:: Materials provided ::

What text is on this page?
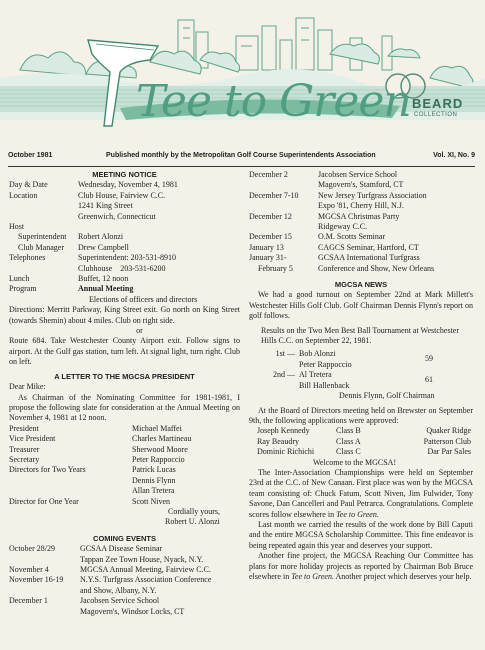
Tee to Green BEARD
COLLECTION
October 1981	Published monthly by the Metropolitan Golf Course Superintendents Association	Vol. XI, No. 9
MEETING NOTICE
Day & Date	Wednesday, November 4, 1981
Location	Club House, Fairview C.C.
1241 King Street
Greenwich, Connecticut
Host
Superintendent	Robert Alonzi
Club Manager	Drew Campbell
Telephones	Superintendent: 203-531-8910
Clubhouse    203-531-6200
Lunch	Buffet, 12 noon
Program	Annual Meeting
Elections of officers and directors

Directions: Merritt Parkway, King Street exit. Go north on King Street (towards Shemin) about 4 miles. Club on right side.

or

Route 684. Take Westchester County Airport exit. Follow signs to airport. At the Gulf gas station, turn left. At signal light, turn right. Club on left.

A LETTER TO THE MGCSA PRESIDENT

Dear Mike:

As Chairman of the Nominating Committee for 1981-1981, I propose the following slate for consideration at the Annual Meeting on November 4, 1981 at 12 noon.

President	Michael Maffei
Vice President	Charles Martineau
Treasurer	Sherwood Moore
Secretary	Peter Rappoccio
Directors for Two Years	Patrick Lucas
Dennis Flynn
Allan Tretera
Director for One Year	Scott Niven

Cordially yours,

Robert U. Alonzi

COMING EVENTS
October 28/29	GCSAA Disease Seminar
Tappan Zee Town House, Nyack, N.Y.
November 4	MGCSA Annual Meeting, Fairview C.C.
November 16-19	N.Y.S. Turfgrass Association Conference
and Show, Albany, N.Y.
December 1	Jacobsen Service School
Magovern's, Windsor Locks, CT
December 2	Jacobsen Service School
Magovern's, Stamford, CT
December 7-10	New Jersey Turfgrass Association
Expo '81, Cherry Hill, N.J.
December 12	MGCSA Christmas Party
Ridgeway C.C.
December 15	O.M. Scotts Seminar
January 13	CAGCS Seminar, Hartford, CT
January 31-	GCSAA International Turfgrass
February 5	Conference and Show, New Orleans
MGCSA NEWS

We had a good turnout on September 22nd at Mark Millett's Westchester Hills Golf Club. Golf Chairman Dennis Flynn's report on golf follows.

Results on the Two Men Best Ball Tournament at Westchester Hills C.C. on September 22, 1981.

1st — Bob Alonzi
Peter Rappoccio
59
2nd — Al Tretera
Bill Hallenback
61

Dennis Flynn, Golf Chairman

At the Board of Directors meeting held on Brewster on September 9th, the following applications were approved:

Joseph Kennedy	Class B	Quaker Ridge
Ray Beaudry	Class A	Patterson Club
Dominic Richichi	Class C	Dar Par Sales

Welcome to the MGCSA!

The Inter-Association Championships were held on September 23rd at the C.C. of New Canaan. First place was won by the MGCSA team consisting of: Chuck Fatum, Scott Niven, Jim Fulwider, Tony Savone, Dan Cancelleri and Paul Petrarca. Congratulations. Complete scores follow elsewhere in Tee to Green.

Last month we carried the results of the work done by Bill Caputi and the entire MGCSA Scholarship Committee. This fine endeavor is being repeated again this year and deserves your support.

Another fine project, the MGCSA Reaching Our Committee has plans for more holiday projects as reported by Chairman Bob Bruce elsewhere in Tee to Green. Another project which deserves your help.
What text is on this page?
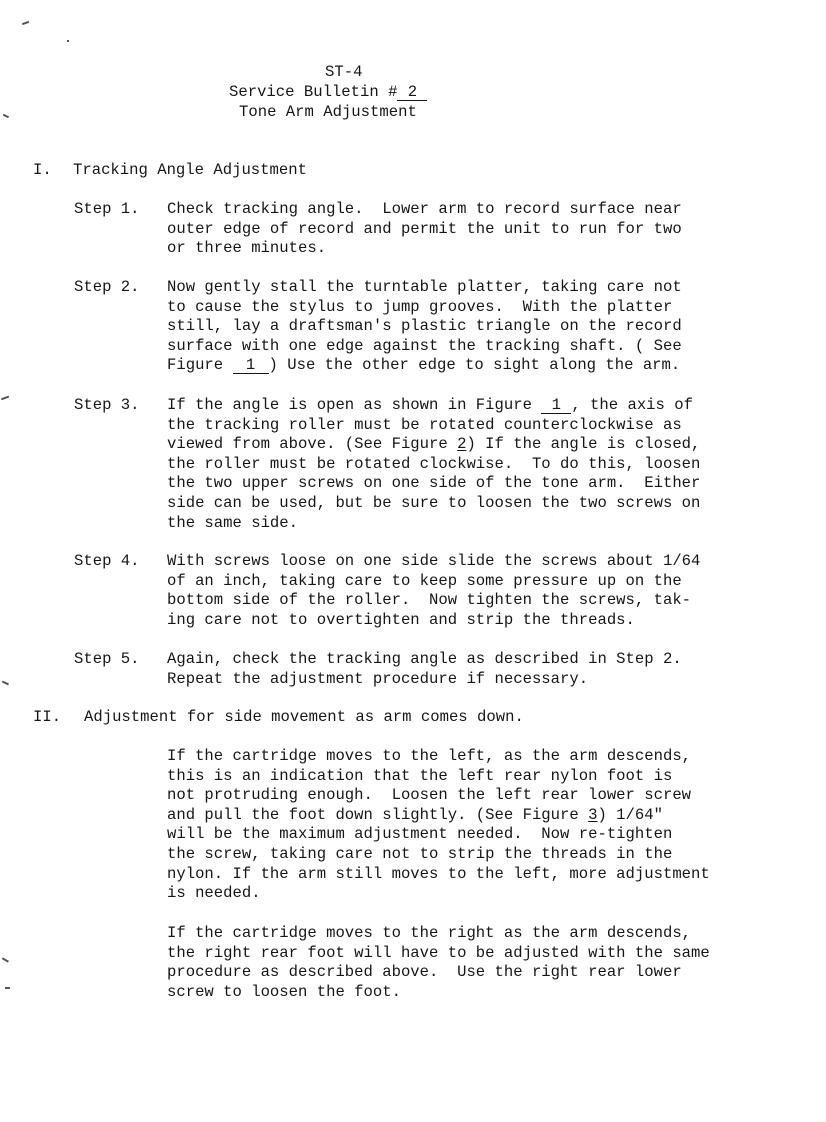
ST-4
Service Bulletin # 2
Tone Arm Adjustment
I. Tracking Angle Adjustment
Step 1. Check tracking angle.  Lower arm to record surface near
outer edge of record and permit the unit to run for two
or three minutes.
Step 2. Now gently stall the turntable platter, taking care not
to cause the stylus to jump grooves.  With the platter
still, lay a draftsman's plastic triangle on the record
surface with one edge against the tracking shaft. ( See
Figure 1 ) Use the other edge to sight along the arm.
Step 3. If the angle is open as shown in Figure 1 , the axis of
the tracking roller must be rotated counterclockwise as
viewed from above. (See Figure 2) If the angle is closed,
the roller must be rotated clockwise.  To do this, loosen
the two upper screws on one side of the tone arm.  Either
side can be used, but be sure to loosen the two screws on
the same side.
Step 4. With screws loose on one side slide the screws about 1/64
of an inch, taking care to keep some pressure up on the
bottom side of the roller.  Now tighten the screws, tak-
ing care not to overtighten and strip the threads.
Step 5. Again, check the tracking angle as described in Step 2.
Repeat the adjustment procedure if necessary.
II. Adjustment for side movement as arm comes down.
If the cartridge moves to the left, as the arm descends,
this is an indication that the left rear nylon foot is
not protruding enough.  Loosen the left rear lower screw
and pull the foot down slightly. (See Figure 3) 1/64"
will be the maximum adjustment needed.  Now re-tighten
the screw, taking care not to strip the threads in the
nylon. If the arm still moves to the left, more adjustment
is needed.
If the cartridge moves to the right as the arm descends,
the right rear foot will have to be adjusted with the same
procedure as described above.  Use the right rear lower
screw to loosen the foot.
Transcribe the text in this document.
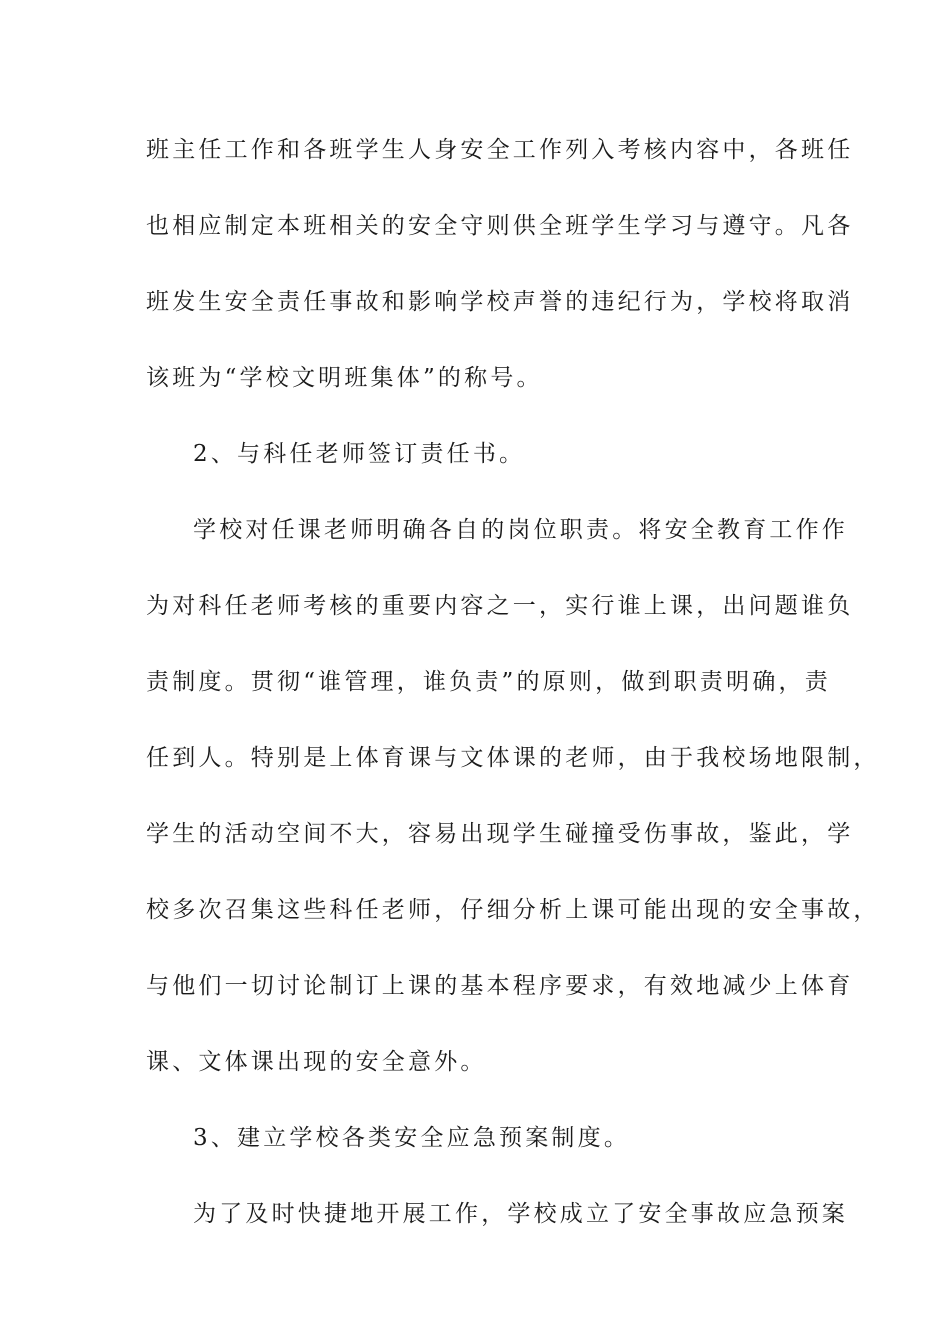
班主任工作和各班学生人身安全工作列入考核内容中，各班任
也相应制定本班相关的安全守则供全班学生学习与遵守。凡各
班发生安全责任事故和影响学校声誉的违纪行为，学校将取消
该班为“学校文明班集体”的称号。
2、与科任老师签订责任书。
学校对任课老师明确各自的岗位职责。将安全教育工作作
为对科任老师考核的重要内容之一，实行谁上课，出问题谁负
责制度。贯彻“谁管理，谁负责”的原则，做到职责明确，责
任到人。特别是上体育课与文体课的老师，由于我校场地限制，
学生的活动空间不大，容易出现学生碰撞受伤事故，鉴此，学
校多次召集这些科任老师，仔细分析上课可能出现的安全事故，
与他们一切讨论制订上课的基本程序要求，有效地减少上体育
课、文体课出现的安全意外。
3、建立学校各类安全应急预案制度。
为了及时快捷地开展工作，学校成立了安全事故应急预案
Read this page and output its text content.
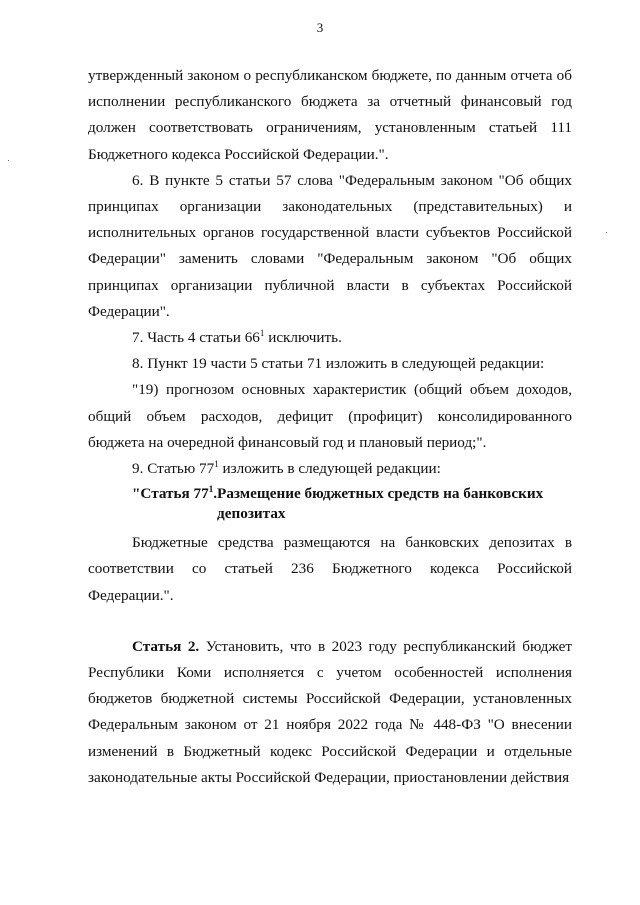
3

утвержденный законом о республиканском бюджете, по данным отчета об исполнении республиканского бюджета за отчетный финансовый год должен соответствовать ограничениям, установленным статьей 111 Бюджетного кодекса Российской Федерации.".

6. В пункте 5 статьи 57 слова "Федеральным законом "Об общих принципах организации законодательных (представительных) и исполнительных органов государственной власти субъектов Российской Федерации" заменить словами "Федеральным законом "Об общих принципах организации публичной власти в субъектах Российской Федерации".

7. Часть 4 статьи $66^1$ исключить.

8. Пункт 19 части 5 статьи 71 изложить в следующей редакции:

"19) прогнозом основных характеристик (общий объем доходов, общий объем расходов, дефицит (профицит) консолидированного бюджета на очередной финансовый год и плановый период;".

9. Статью $77^1$ изложить в следующей редакции:

"Статья $77^1$. Размещение бюджетных средств на банковских депозитах

Бюджетные средства размещаются на банковских депозитах в соответствии со статьей 236 Бюджетного кодекса Российской Федерации.".

Статья 2. Установить, что в 2023 году республиканский бюджет Республики Коми исполняется с учетом особенностей исполнения бюджетов бюджетной системы Российской Федерации, установленных Федеральным законом от 21 ноября 2022 года № 448-ФЗ "О внесении изменений в Бюджетный кодекс Российской Федерации и отдельные законодательные акты Российской Федерации, приостановлении действия
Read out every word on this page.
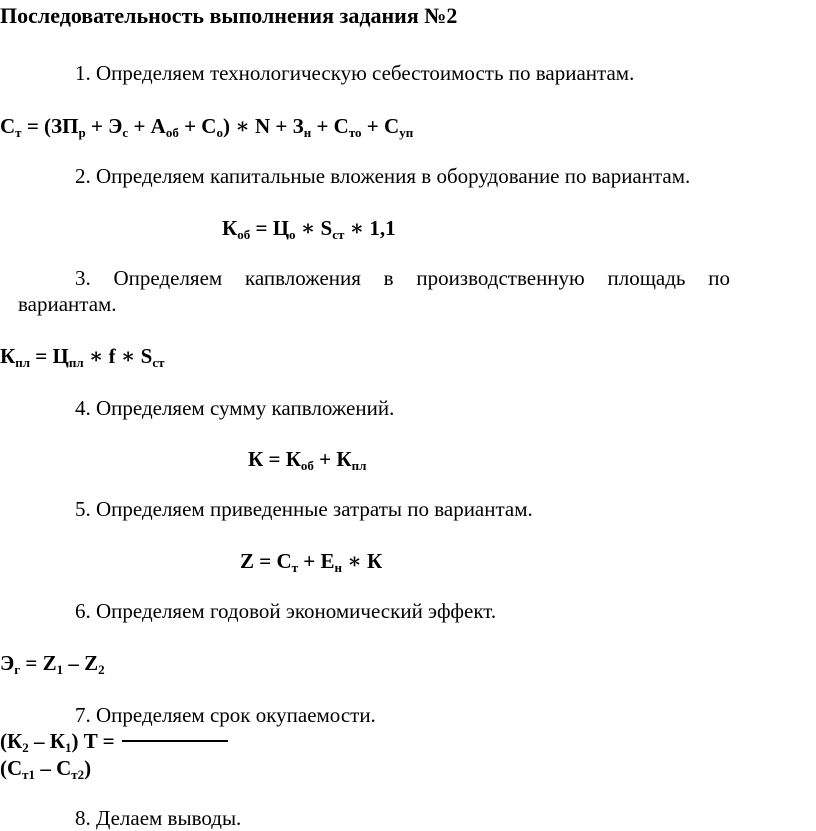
Последовательность выполнения задания №2
1. Определяем технологическую себестоимость по вариантам.
$С_т = (ЗП_р + Э_с + А_{об} + С_о)$ ∗ $N + З_н + С_{то} + С_{уп}$
2. Определяем капитальные вложения в оборудование по вариантам.
$К_{об} = Ц_о$ ∗ $S_{ст}$ ∗ 1,1
3. Определяем капвложения в производственную площадь по
вариантам.
$К_{пл} = Ц_{пл}$ ∗ f ∗ $S_{ст}$
4. Определяем сумму капвложений.
$К = К_{об} + К_{пл}$
5. Определяем приведенные затраты по вариантам.
$Z = С_т + Е_н$ ∗ К
6. Определяем годовой экономический эффект.
$Э_г = Z_1 - Z_2$
7. Определяем срок окупаемости.
$(К_2 - К_1) T$ =
$(С_{т1} - С_{т2})$
8. Делаем выводы.
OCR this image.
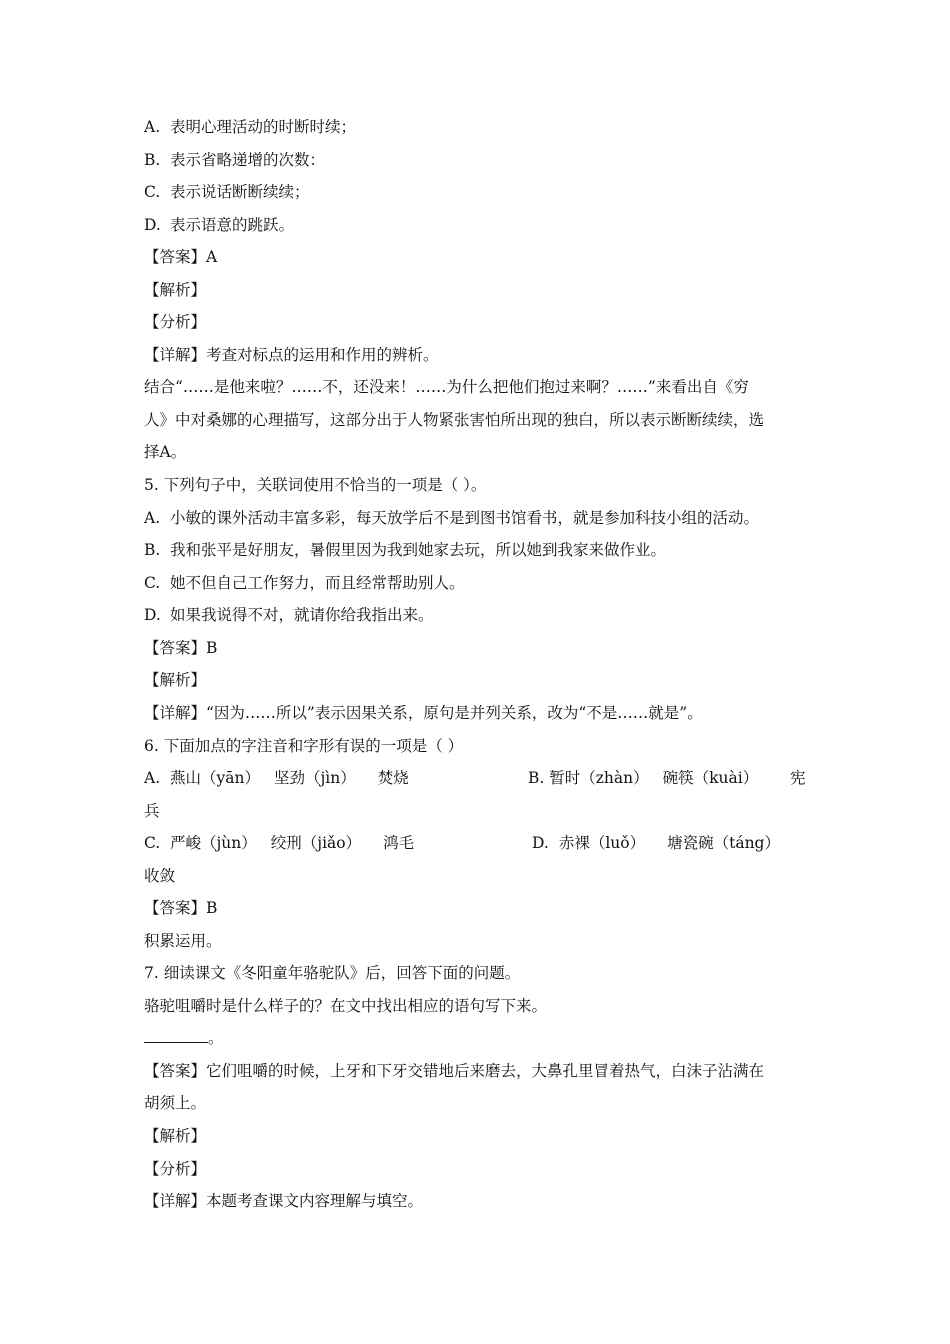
A. 表明心理活动的时断时续；
B. 表示省略递增的次数：
C. 表示说话断断续续；
D. 表示语意的跳跃。
【答案】A
【解析】
【分析】
【详解】考查对标点的运用和作用的辨析。
结合“……是他来啦？……不，还没来！……为什么把他们抱过来啊？……”来看出自《穷
人》中对桑娜的心理描写，这部分出于人物紧张害怕所出现的独白，所以表示断断续续，选
择A。
5. 下列句子中，关联词使用不恰当的一项是（ ）。
A. 小敏的课外活动丰富多彩，每天放学后不是到图书馆看书，就是参加科技小组的活动。
B. 我和张平是好朋友，暑假里因为我到她家去玩，所以她到我家来做作业。
C. 她不但自己工作努力，而且经常帮助别人。
D. 如果我说得不对，就请你给我指出来。
【答案】B
【解析】
【详解】“因为……所以”表示因果关系，原句是并列关系，改为“不是……就是”。
6. 下面加点的字注音和字形有误的一项是（ ）
A. 燕山（yān） 坚劲（jìn） 焚烧	B. 暂时（zhàn） 碗筷（kuài） 宪
兵
C. 严峻（jùn） 绞刑（jiǎo） 鸿毛	D. 赤裸（luǒ） 塘瓷碗（táng）
收敛
【答案】B
积累运用。
7. 细读课文《冬阳童年骆驼队》后，回答下面的问题。
骆驼咀嚼时是什么样子的？在文中找出相应的语句写下来。
。
【答案】它们咀嚼的时候，上牙和下牙交错地后来磨去，大鼻孔里冒着热气，白沫子沾满在
胡须上。
【解析】
【分析】
【详解】本题考查课文内容理解与填空。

:: What needs to be done ::
Each line from the one containing "OCR this image." through the last line of the entries above is to be extracted exactly. Pictures are not part of the copy.

:: Exercise result ::
OCR this image.
A. 表明心理活动的时断时续；
B. 表示省略递增的次数：
C. 表示说话断断续续；
D. 表示语意的跳跃。
【答案】A
【解析】
【分析】
【详解】考查对标点的运用和作用的辨析。
结合“……是他来啦？……不，还没来！……为什么把他们抱过来啊？……”来看出自《穷
人》中对桑娜的心理描写，这部分出于人物紧张害怕所出现的独白，所以表示断断续续，选
择A。
5. 下列句子中，关联词使用不恰当的一项是（ ）。
A. 小敏的课外活动丰富多彩，每天放学后不是到图书馆看书，就是参加科技小组的活动。
B. 我和张平是好朋友，暑假里因为我到她家去玩，所以她到我家来做作业。
C. 她不但自己工作努力，而且经常帮助别人。
D. 如果我说得不对，就请你给我指出来。
【答案】B
【解析】
【详解】“因为……所以”表示因果关系，原句是并列关系，改为“不是……就是”。
6. 下面加点的字注音和字形有误的一项是（ ）
A. 燕山（yān） 坚劲（jìn） 焚烧	B. 暂时（zhàn） 碗筷（kuài） 宪
兵
C. 严峻（jùn） 绞刑（jiǎo） 鸿毛	D. 赤裸（luǒ） 塘瓷碗（táng）
收敛
【答案】B
积累运用。
7. 细读课文《冬阳童年骆驼队》后，回答下面的问题。
骆驼咀嚼时是什么样子的？在文中找出相应的语句写下来。
。
【答案】它们咀嚼的时候，上牙和下牙交错地后来磨去，大鼻孔里冒着热气，白沫子沾满在
胡须上。
【解析】
【分析】
【详解】本题考查课文内容理解与填空。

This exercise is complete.